## start

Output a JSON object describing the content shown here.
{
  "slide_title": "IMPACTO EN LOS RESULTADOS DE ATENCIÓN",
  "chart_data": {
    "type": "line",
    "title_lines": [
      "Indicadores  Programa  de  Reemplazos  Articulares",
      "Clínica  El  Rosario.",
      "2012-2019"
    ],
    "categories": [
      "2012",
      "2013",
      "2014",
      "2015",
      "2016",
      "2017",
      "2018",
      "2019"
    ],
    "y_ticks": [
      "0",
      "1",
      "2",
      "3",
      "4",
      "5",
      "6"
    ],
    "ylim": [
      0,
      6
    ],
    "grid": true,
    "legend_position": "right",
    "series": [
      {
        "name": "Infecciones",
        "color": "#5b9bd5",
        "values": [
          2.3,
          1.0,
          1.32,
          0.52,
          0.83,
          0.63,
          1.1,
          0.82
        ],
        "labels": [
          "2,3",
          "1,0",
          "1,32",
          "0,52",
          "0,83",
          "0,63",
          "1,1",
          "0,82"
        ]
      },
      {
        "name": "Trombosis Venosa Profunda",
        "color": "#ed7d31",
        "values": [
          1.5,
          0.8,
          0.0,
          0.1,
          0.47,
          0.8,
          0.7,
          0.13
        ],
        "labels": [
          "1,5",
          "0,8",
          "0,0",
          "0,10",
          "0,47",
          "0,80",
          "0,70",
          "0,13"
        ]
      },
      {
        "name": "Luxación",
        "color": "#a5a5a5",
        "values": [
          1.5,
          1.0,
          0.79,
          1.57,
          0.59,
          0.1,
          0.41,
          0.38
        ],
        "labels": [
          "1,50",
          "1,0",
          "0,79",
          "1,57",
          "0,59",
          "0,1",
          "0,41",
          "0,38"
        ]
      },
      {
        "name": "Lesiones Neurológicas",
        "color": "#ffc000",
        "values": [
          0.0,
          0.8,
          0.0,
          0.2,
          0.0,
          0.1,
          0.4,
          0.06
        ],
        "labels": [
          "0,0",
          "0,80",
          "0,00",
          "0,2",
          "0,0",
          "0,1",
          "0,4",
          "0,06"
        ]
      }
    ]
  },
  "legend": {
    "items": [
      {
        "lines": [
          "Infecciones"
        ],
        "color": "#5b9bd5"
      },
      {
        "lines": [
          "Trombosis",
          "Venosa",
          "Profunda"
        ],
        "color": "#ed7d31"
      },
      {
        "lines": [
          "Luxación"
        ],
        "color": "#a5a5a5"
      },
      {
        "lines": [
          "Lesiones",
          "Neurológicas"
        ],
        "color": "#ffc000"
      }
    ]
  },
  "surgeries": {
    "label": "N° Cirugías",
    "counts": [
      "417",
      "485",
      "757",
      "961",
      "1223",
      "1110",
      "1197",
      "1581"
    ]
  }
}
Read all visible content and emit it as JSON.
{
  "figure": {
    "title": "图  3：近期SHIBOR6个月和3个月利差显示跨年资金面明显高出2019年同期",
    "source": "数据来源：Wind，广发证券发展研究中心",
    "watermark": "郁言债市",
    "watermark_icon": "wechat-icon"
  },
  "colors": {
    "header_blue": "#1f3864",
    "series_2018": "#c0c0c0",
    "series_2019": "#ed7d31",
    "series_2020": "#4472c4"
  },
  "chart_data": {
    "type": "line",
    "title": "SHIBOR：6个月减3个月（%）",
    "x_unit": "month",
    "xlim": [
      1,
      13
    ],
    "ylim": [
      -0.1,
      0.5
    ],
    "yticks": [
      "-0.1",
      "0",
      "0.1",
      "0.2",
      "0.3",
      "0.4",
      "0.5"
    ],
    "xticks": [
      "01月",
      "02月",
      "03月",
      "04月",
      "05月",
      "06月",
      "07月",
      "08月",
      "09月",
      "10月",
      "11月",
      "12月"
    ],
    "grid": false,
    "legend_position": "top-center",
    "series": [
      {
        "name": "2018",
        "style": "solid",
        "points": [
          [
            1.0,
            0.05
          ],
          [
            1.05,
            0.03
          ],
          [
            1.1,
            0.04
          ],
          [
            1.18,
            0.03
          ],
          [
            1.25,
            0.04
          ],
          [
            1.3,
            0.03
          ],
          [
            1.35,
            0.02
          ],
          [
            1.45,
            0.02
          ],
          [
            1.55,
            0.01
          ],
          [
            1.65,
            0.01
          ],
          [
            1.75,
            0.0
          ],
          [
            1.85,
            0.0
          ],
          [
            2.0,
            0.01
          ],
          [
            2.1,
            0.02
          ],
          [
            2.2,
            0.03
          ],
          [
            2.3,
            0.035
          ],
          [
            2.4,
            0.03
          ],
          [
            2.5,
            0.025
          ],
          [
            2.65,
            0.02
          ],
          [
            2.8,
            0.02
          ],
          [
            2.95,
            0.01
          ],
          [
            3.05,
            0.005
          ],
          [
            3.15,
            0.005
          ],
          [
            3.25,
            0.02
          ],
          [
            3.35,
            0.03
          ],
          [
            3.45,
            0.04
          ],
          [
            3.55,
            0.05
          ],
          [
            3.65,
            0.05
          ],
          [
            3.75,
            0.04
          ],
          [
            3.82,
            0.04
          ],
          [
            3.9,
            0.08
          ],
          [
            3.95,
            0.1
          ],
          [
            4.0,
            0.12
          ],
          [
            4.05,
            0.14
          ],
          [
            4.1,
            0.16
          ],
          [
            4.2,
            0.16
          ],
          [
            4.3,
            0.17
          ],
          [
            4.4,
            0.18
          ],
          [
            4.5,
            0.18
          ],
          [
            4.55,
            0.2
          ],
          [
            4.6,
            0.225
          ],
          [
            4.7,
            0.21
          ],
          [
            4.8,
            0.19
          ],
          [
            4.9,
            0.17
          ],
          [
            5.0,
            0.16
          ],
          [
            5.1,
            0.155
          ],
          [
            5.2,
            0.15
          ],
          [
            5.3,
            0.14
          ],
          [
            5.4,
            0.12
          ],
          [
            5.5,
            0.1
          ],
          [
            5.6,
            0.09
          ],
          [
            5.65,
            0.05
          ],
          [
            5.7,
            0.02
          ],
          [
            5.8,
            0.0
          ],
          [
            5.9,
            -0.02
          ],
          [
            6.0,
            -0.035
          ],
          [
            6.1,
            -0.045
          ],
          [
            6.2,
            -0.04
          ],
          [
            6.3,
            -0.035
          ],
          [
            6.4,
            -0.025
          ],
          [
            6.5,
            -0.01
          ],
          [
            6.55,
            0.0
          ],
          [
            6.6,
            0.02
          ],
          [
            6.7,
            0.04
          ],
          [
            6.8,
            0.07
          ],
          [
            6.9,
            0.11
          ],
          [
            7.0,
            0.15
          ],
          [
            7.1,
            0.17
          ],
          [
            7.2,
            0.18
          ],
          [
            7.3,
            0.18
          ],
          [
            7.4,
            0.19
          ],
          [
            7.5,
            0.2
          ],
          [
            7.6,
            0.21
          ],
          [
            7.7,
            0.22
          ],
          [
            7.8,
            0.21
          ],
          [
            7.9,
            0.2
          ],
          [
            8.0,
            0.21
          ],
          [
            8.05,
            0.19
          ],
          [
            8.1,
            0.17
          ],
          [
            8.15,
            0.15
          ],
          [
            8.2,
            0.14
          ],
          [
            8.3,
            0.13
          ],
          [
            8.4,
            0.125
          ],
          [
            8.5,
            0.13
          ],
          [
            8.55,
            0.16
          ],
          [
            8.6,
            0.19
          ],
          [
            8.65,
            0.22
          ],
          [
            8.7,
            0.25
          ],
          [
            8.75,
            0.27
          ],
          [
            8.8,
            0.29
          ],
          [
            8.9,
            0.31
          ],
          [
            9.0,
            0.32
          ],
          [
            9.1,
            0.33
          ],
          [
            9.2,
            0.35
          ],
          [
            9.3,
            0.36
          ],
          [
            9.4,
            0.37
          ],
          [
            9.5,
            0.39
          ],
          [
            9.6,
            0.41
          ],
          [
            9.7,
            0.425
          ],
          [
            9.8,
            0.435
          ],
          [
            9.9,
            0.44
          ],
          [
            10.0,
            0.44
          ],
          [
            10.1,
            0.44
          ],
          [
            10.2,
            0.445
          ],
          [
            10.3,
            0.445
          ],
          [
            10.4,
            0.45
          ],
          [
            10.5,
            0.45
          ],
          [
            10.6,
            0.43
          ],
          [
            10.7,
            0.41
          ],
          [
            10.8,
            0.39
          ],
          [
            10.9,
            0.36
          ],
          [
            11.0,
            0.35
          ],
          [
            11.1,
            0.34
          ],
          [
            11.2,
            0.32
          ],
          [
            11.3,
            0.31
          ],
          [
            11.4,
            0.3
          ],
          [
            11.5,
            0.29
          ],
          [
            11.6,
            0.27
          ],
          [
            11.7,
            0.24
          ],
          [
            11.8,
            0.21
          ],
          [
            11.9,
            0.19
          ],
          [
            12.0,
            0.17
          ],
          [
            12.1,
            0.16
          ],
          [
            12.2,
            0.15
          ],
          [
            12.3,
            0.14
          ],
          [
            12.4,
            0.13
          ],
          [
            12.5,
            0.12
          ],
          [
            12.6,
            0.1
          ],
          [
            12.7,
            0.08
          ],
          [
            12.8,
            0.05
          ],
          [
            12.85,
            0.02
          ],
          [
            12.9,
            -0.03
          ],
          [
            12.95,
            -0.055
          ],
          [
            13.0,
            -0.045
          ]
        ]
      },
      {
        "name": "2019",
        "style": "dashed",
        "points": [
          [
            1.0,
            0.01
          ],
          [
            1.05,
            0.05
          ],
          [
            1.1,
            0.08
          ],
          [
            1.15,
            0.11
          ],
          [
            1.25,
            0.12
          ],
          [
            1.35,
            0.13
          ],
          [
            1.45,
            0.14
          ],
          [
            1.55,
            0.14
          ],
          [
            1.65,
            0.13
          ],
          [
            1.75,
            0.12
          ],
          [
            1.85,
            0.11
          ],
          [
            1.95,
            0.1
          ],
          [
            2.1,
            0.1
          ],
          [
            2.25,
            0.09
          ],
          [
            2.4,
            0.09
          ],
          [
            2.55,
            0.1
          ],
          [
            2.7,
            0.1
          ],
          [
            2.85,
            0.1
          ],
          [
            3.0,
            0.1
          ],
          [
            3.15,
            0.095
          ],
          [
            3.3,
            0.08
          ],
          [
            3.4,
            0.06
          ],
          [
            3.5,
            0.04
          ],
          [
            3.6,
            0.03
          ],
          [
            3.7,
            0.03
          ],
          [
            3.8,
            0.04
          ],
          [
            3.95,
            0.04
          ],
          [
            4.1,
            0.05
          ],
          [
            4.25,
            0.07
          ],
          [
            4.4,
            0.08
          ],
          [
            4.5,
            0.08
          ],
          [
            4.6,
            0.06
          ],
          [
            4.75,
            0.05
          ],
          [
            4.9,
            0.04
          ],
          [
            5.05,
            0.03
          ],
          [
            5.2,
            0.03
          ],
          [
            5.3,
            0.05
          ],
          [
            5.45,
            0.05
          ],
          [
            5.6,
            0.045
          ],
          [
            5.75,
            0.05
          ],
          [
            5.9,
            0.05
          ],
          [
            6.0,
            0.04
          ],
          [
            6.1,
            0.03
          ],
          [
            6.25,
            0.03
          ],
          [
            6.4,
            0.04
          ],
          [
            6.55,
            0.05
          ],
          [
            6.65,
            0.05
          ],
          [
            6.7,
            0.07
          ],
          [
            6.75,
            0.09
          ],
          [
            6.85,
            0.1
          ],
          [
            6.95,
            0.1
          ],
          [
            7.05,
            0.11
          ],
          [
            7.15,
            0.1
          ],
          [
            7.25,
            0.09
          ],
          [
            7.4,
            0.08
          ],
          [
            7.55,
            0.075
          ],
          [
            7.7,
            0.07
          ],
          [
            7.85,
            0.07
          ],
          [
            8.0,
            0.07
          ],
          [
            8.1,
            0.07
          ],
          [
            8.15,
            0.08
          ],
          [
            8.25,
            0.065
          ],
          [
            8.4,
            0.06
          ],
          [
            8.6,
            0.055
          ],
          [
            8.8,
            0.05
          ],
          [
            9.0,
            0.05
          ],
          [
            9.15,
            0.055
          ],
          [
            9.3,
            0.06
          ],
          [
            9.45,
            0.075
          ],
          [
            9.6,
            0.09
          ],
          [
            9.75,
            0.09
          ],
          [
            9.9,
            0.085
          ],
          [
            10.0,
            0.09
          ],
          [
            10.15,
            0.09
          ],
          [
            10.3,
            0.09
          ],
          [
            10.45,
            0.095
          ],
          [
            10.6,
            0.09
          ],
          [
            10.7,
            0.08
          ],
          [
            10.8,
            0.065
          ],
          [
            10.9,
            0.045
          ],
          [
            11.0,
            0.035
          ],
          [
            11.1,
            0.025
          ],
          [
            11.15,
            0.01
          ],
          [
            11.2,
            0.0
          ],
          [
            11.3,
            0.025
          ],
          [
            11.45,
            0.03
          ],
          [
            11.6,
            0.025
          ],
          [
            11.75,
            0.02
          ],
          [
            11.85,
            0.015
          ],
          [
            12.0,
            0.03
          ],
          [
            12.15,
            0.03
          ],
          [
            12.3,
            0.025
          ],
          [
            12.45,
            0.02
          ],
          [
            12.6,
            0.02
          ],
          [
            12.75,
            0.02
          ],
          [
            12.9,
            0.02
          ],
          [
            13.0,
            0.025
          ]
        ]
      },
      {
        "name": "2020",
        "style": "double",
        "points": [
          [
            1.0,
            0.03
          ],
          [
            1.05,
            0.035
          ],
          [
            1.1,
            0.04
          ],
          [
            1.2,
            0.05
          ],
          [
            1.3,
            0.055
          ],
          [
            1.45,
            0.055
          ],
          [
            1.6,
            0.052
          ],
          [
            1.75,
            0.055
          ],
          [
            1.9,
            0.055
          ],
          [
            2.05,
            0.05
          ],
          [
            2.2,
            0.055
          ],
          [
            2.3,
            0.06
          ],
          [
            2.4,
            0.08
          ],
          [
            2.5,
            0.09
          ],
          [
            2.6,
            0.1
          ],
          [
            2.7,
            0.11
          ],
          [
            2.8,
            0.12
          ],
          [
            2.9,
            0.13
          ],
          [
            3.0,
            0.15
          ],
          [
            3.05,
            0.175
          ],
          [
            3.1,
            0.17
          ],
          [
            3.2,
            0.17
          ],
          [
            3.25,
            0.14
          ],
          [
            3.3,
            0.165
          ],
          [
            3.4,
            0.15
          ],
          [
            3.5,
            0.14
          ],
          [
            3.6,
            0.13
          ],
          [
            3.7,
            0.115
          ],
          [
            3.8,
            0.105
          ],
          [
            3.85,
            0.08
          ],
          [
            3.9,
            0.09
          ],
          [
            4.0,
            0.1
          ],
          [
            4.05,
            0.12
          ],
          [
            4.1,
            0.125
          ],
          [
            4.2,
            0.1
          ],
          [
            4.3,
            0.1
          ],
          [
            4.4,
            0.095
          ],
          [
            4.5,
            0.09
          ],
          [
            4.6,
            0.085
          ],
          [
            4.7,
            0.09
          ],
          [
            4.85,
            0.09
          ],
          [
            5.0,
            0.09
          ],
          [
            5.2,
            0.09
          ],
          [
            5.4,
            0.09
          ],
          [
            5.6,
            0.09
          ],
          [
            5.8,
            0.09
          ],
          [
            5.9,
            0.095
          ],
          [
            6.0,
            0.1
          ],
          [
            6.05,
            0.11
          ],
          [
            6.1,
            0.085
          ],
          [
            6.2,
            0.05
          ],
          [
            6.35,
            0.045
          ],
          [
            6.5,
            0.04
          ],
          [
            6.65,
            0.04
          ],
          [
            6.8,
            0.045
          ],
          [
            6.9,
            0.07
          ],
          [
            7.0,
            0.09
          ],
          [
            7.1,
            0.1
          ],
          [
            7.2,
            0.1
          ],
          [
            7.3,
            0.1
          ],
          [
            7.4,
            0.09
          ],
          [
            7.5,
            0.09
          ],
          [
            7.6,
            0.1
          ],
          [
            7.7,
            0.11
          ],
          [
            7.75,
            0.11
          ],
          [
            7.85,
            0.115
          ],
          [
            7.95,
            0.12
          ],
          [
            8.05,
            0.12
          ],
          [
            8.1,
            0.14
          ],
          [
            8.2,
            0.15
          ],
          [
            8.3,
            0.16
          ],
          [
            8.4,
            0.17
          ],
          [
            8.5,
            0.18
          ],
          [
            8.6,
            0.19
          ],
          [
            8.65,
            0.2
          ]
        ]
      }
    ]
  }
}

## end

**Problem description:**
Report how many lines contain "content". Give nothing but the number.

**Exercise answer:**
2